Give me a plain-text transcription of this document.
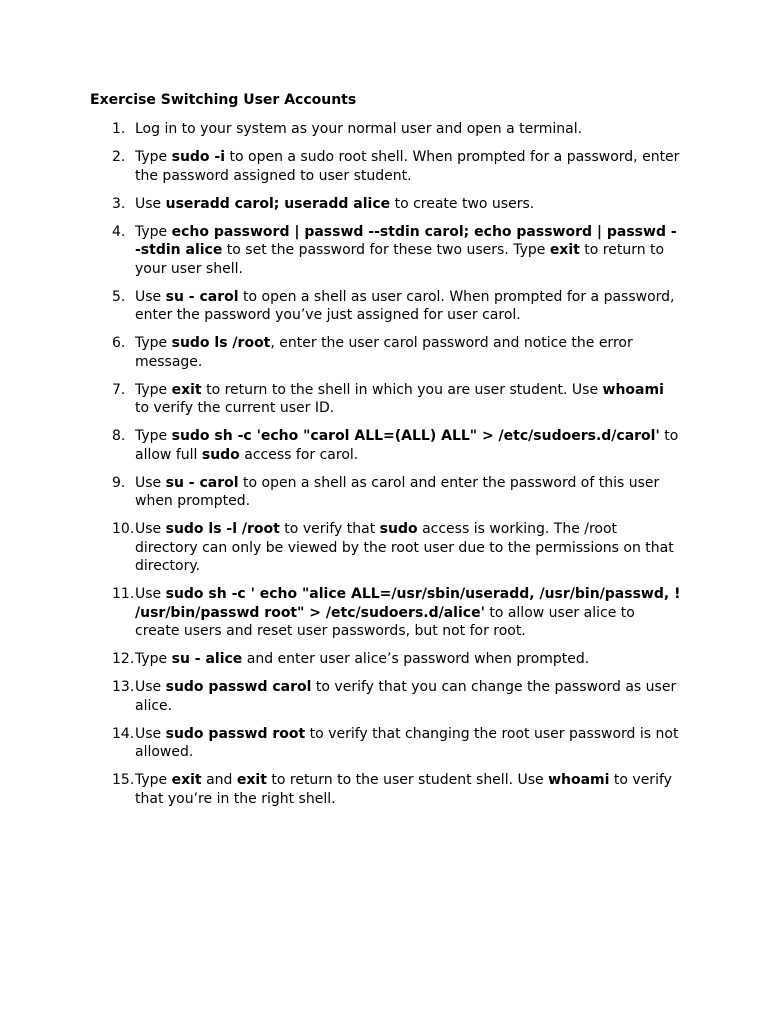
Exercise Switching User Accounts
1. Log in to your system as your normal user and open a terminal.
2. Type sudo -i to open a sudo root shell. When prompted for a password, enter the password assigned to user student.
3. Use useradd carol; useradd alice to create two users.
4. Type echo password | passwd --stdin carol; echo password | passwd --stdin alice to set the password for these two users. Type exit to return to your user shell.
5. Use su - carol to open a shell as user carol. When prompted for a password, enter the password you’ve just assigned for user carol.
6. Type sudo ls /root, enter the user carol password and notice the error message.
7. Type exit to return to the shell in which you are user student. Use whoami to verify the current user ID.
8. Type sudo sh -c 'echo "carol ALL=(ALL) ALL" > /etc/sudoers.d/carol' to allow full sudo access for carol.
9. Use su - carol to open a shell as carol and enter the password of this user when prompted.
10. Use sudo ls -l /root to verify that sudo access is working. The /root directory can only be viewed by the root user due to the permissions on that directory.
11. Use sudo sh -c ' echo "alice ALL=/usr/sbin/useradd, /usr/bin/passwd, ! /usr/bin/passwd root" > /etc/sudoers.d/alice' to allow user alice to create users and reset user passwords, but not for root.
12. Type su - alice and enter user alice’s password when prompted.
13. Use sudo passwd carol to verify that you can change the password as user alice.
14. Use sudo passwd root to verify that changing the root user password is not allowed.
15. Type exit and exit to return to the user student shell. Use whoami to verify that you’re in the right shell.
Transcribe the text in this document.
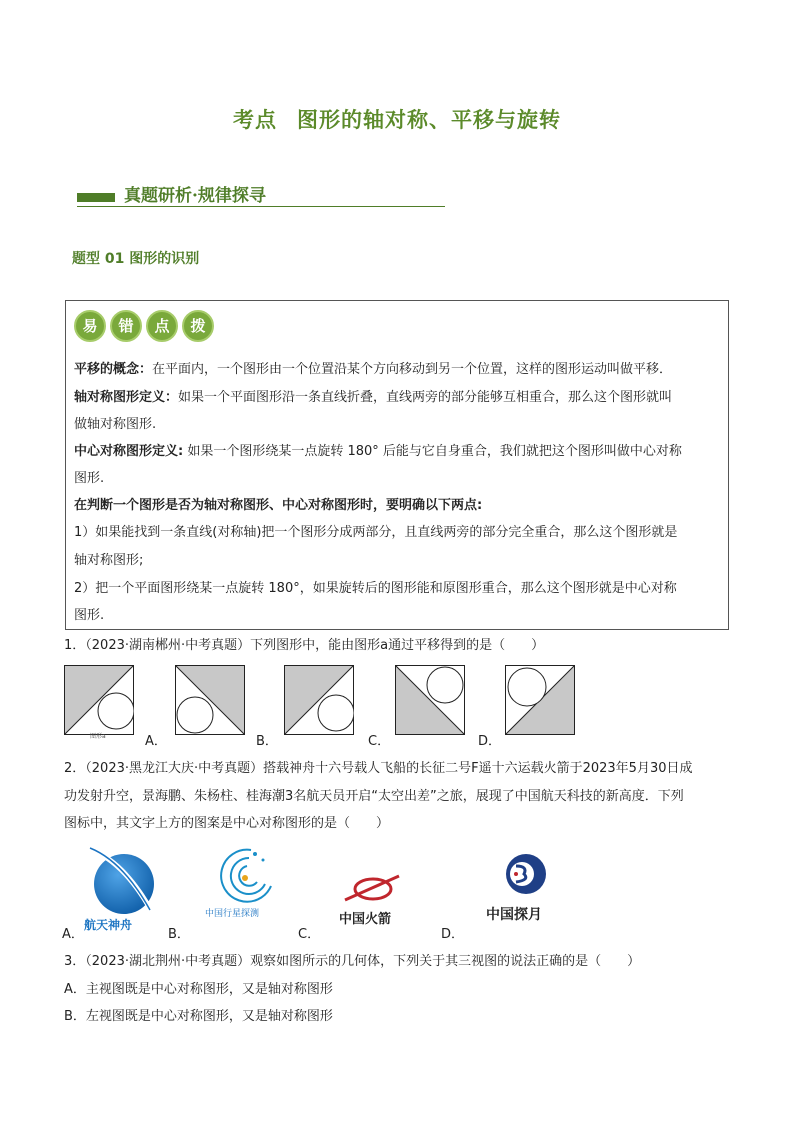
考点 图形的轴对称、平移与旋转
真题研析·规律探寻
题型 01 图形的识别
易	错	点	拨
平移的概念：在平面内，一个图形由一个位置沿某个方向移动到另一个位置，这样的图形运动叫做平移．
轴对称图形定义：如果一个平面图形沿一条直线折叠，直线两旁的部分能够互相重合，那么这个图形就叫
做轴对称图形.
中心对称图形定义: 如果一个图形绕某一点旋转 180° 后能与它自身重合，我们就把这个图形叫做中心对称
图形.
在判断一个图形是否为轴对称图形、中心对称图形时，要明确以下两点:
1）如果能找到一条直线(对称轴)把一个图形分成两部分，且直线两旁的部分完全重合，那么这个图形就是
轴对称图形;
2）把一个平面图形绕某一点旋转 180°，如果旋转后的图形能和原图形重合，那么这个图形就是中心对称
图形.
1．（2023·湖南郴州·中考真题）下列图形中，能由图形a通过平移得到的是（　　）
图形a	A．	B．	C．	D．
2．（2023·黑龙江大庆·中考真题）搭载神舟十六号载人飞船的长征二号F遥十六运载火箭于2023年5月30日成
功发射升空，景海鹏、朱杨柱、桂海潮3名航天员开启“太空出差”之旅，展现了中国航天科技的新高度．下列
图标中，其文字上方的图案是中心对称图形的是（　　）
航天神舟
A．
中国行星探测
B．
中国火箭
C．
中国探月
D．
3．（2023·湖北荆州·中考真题）观察如图所示的几何体，下列关于其三视图的说法正确的是（　　）
A．主视图既是中心对称图形，又是轴对称图形
B．左视图既是中心对称图形，又是轴对称图形
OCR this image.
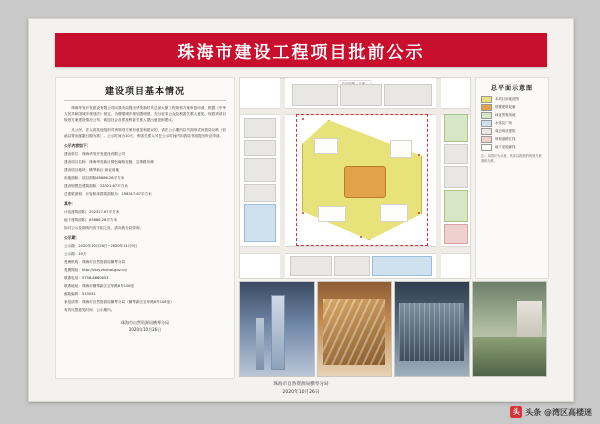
珠海市建设工程项目批前公示
建设项目基本情况
珠海华发开发建设有限公司向我市局提出华发新时代总部大厦工程规划方案审批申请，根据《中华人民共和国城乡规划法》规定，为增强城乡规划透明度，充分征求公众及利害关系人意见，现将该项目规划方案建设情况公布，欢迎社会各界及利害关系人提出意见和建议。
凡公民、法人或其他组织对该规划方案有意见和建议的，请在公示期内以书面形式向我局反映（信函以寄出邮戳日期为准）。公示时间为10天，利害关系人可在公示时间内向我局书面提出听证申请。
公示内容如下：
建设单位：珠海华发开发建设有限公司
建设项目名称：珠海华发新区情侣南路北侧、宝珠路东侧
建设项目地块：横琴新区 商业用地
用地面积：项目面积65686.28平方米
建设规模总建筑面积：23321.67平方米
总建筑面积：计容积率建筑面积为：198317.67平方米
其中：
计容建筑面积：202317.67平方米
地下建筑面积：65686.28平方米
如对公示及图纸内容不知之处，请向我分局咨询。
公示期：
公示期：2020年10月26日~2020年11月9日
公示期：10天
受理机构：珠海市自然资源局横琴分局
受理网址：http://zrzy.zhuhai.gov.cn/
联系电话：0756-8680653
联系地址：珠海市横琴新区宝华路6号106室
邮政编码：519031
来信请寄：珠海市自然资源局横琴分局（横琴新区宝华路6号106室）
有效反馈意见时间：公示期内。
珠海市自然资源局横琴分局
2020年10月26日
总平面示意图
本项目用地范围
塔楼建筑轮廓
绿化景观用地
水体及广场
周边现状建筑
规划道路红线
地下室轮廓线
注：本图仅为示意，具体以批准的规划方案图纸为准。
珠海市自然资源局横琴分局
2020年10月26日
头 头条 @湾区高楼迷
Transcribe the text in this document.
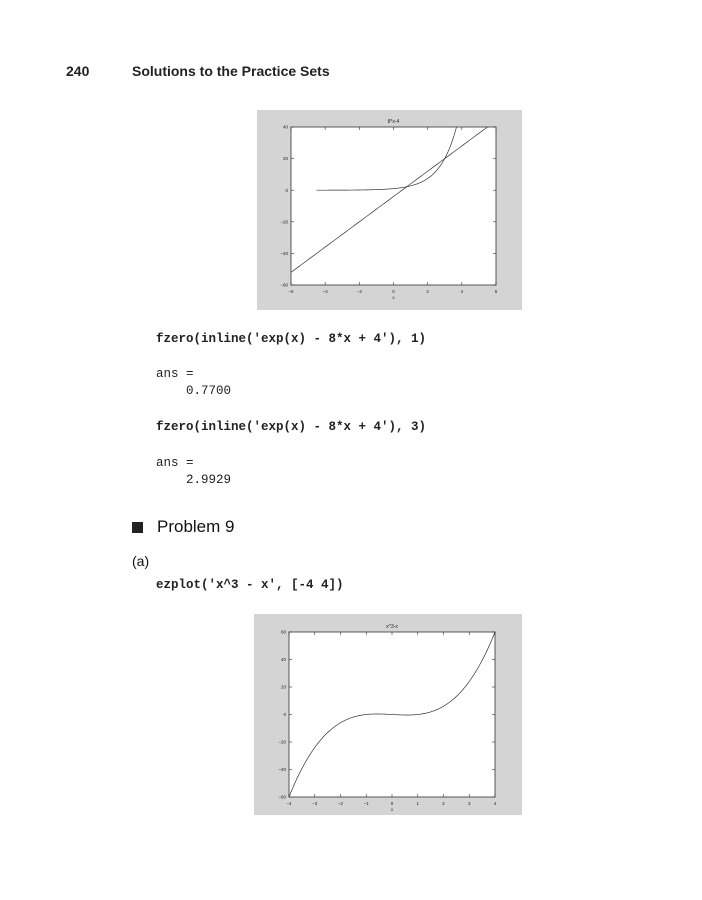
240	Solutions to the Practice Sets
8*x-4
−6	−4	−2	0	2	4	6
−60
−40
−20
0
20
40
x
fzero(inline('exp(x) - 8*x + 4'), 1)
ans =
0.7700
fzero(inline('exp(x) - 8*x + 4'), 3)
ans =
2.9929
Problem 9
(a)
ezplot('x^3 - x', [-4 4])
x^3-x
−4	−3	−2	−1	0	1	2	3	4
−60
−40
−20
0
20
40
60
x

== Requirement ==
Leaving the pictures aside, transcribe the entire listing exactly.

== Output for this exercise ==
Give me a plain-text transcription of this document.
Exercise Switching User Accounts
1. Log in to your system as your normal user and open a terminal.
2. Type sudo -i to open a sudo root shell. When prompted for a password, enter the password assigned to user student.
3. Use useradd carol; useradd alice to create two users.
4. Type echo password | passwd --stdin carol; echo password | passwd --stdin alice to set the password for these two users. Type exit to return to your user shell.
5. Use su - carol to open a shell as user carol. When prompted for a password, enter the password you’ve just assigned for user carol.
6. Type sudo ls /root, enter the user carol password and notice the error message.
7. Type exit to return to the shell in which you are user student. Use whoami to verify the current user ID.
8. Type sudo sh -c 'echo "carol ALL=(ALL) ALL" > /etc/sudoers.d/carol' to allow full sudo access for carol.
9. Use su - carol to open a shell as carol and enter the password of this user when prompted.
10. Use sudo ls -l /root to verify that sudo access is working. The /root directory can only be viewed by the root user due to the permissions on that directory.
11. Use sudo sh -c ' echo "alice ALL=/usr/sbin/useradd, /usr/bin/passwd, ! /usr/bin/passwd root" > /etc/sudoers.d/alice' to allow user alice to create users and reset user passwords, but not for root.
12. Type su - alice and enter user alice’s password when prompted.
13. Use sudo passwd carol to verify that you can change the password as user alice.
14. Use sudo passwd root to verify that changing the root user password is not allowed.
15. Type exit and exit to return to the user student shell. Use whoami to verify that you’re in the right shell.
Transcribe the text in this document.
考点 图形的轴对称、平移与旋转
真题研析·规律探寻
题型 01 图形的识别
易	错	点	拨
平移的概念：在平面内，一个图形由一个位置沿某个方向移动到另一个位置，这样的图形运动叫做平移．
轴对称图形定义：如果一个平面图形沿一条直线折叠，直线两旁的部分能够互相重合，那么这个图形就叫
做轴对称图形.
中心对称图形定义: 如果一个图形绕某一点旋转 180° 后能与它自身重合，我们就把这个图形叫做中心对称
图形.
在判断一个图形是否为轴对称图形、中心对称图形时，要明确以下两点:
1）如果能找到一条直线(对称轴)把一个图形分成两部分，且直线两旁的部分完全重合，那么这个图形就是
轴对称图形;
2）把一个平面图形绕某一点旋转 180°，如果旋转后的图形能和原图形重合，那么这个图形就是中心对称
图形.
1．（2023·湖南郴州·中考真题）下列图形中，能由图形a通过平移得到的是（　　）
图形a	A．	B．	C．	D．
2．（2023·黑龙江大庆·中考真题）搭载神舟十六号载人飞船的长征二号F遥十六运载火箭于2023年5月30日成
功发射升空，景海鹏、朱杨柱、桂海潮3名航天员开启“太空出差”之旅，展现了中国航天科技的新高度．下列
图标中，其文字上方的图案是中心对称图形的是（　　）
航天神舟
A．
中国行星探测
B．
中国火箭
C．
中国探月
D．
3．（2023·湖北荆州·中考真题）观察如图所示的几何体，下列关于其三视图的说法正确的是（　　）
A．主视图既是中心对称图形，又是轴对称图形
B．左视图既是中心对称图形，又是轴对称图形
OCR this image.
珠海市建设工程项目批前公示
建设项目基本情况
珠海华发开发建设有限公司向我市局提出华发新时代总部大厦工程规划方案审批申请，根据《中华人民共和国城乡规划法》规定，为增强城乡规划透明度，充分征求公众及利害关系人意见，现将该项目规划方案建设情况公布，欢迎社会各界及利害关系人提出意见和建议。
凡公民、法人或其他组织对该规划方案有意见和建议的，请在公示期内以书面形式向我局反映（信函以寄出邮戳日期为准）。公示时间为10天，利害关系人可在公示时间内向我局书面提出听证申请。
公示内容如下：
建设单位：珠海华发开发建设有限公司
建设项目名称：珠海华发新区情侣南路北侧、宝珠路东侧
建设项目地块：横琴新区 商业用地
用地面积：项目面积65686.28平方米
建设规模总建筑面积：23321.67平方米
总建筑面积：计容积率建筑面积为：198317.67平方米
其中：
计容建筑面积：202317.67平方米
地下建筑面积：65686.28平方米
如对公示及图纸内容不知之处，请向我分局咨询。
公示期：
公示期：2020年10月26日~2020年11月9日
公示期：10天
受理机构：珠海市自然资源局横琴分局
受理网址：http://zrzy.zhuhai.gov.cn/
联系电话：0756-8680653
联系地址：珠海市横琴新区宝华路6号106室
邮政编码：519031
来信请寄：珠海市自然资源局横琴分局（横琴新区宝华路6号106室）
有效反馈意见时间：公示期内。
珠海市自然资源局横琴分局
2020年10月26日
总平面示意图
本项目用地范围
塔楼建筑轮廓
绿化景观用地
水体及广场
周边现状建筑
规划道路红线
地下室轮廓线
注：本图仅为示意，具体以批准的规划方案图纸为准。
珠海市自然资源局横琴分局
2020年10月26日
头 头条 @湾区高楼迷
Transcribe the text in this document.
240	Solutions to the Practice Sets
8*x-4
−6	−4	−2	0	2	4	6
−60
−40
−20
0
20
40
x
fzero(inline('exp(x) - 8*x + 4'), 1)
ans =
0.7700
fzero(inline('exp(x) - 8*x + 4'), 3)
ans =
2.9929
Problem 9
(a)
ezplot('x^3 - x', [-4 4])
x^3-x
−4	−3	−2	−1	0	1	2	3	4
−60
−40
−20
0
20
40
60
x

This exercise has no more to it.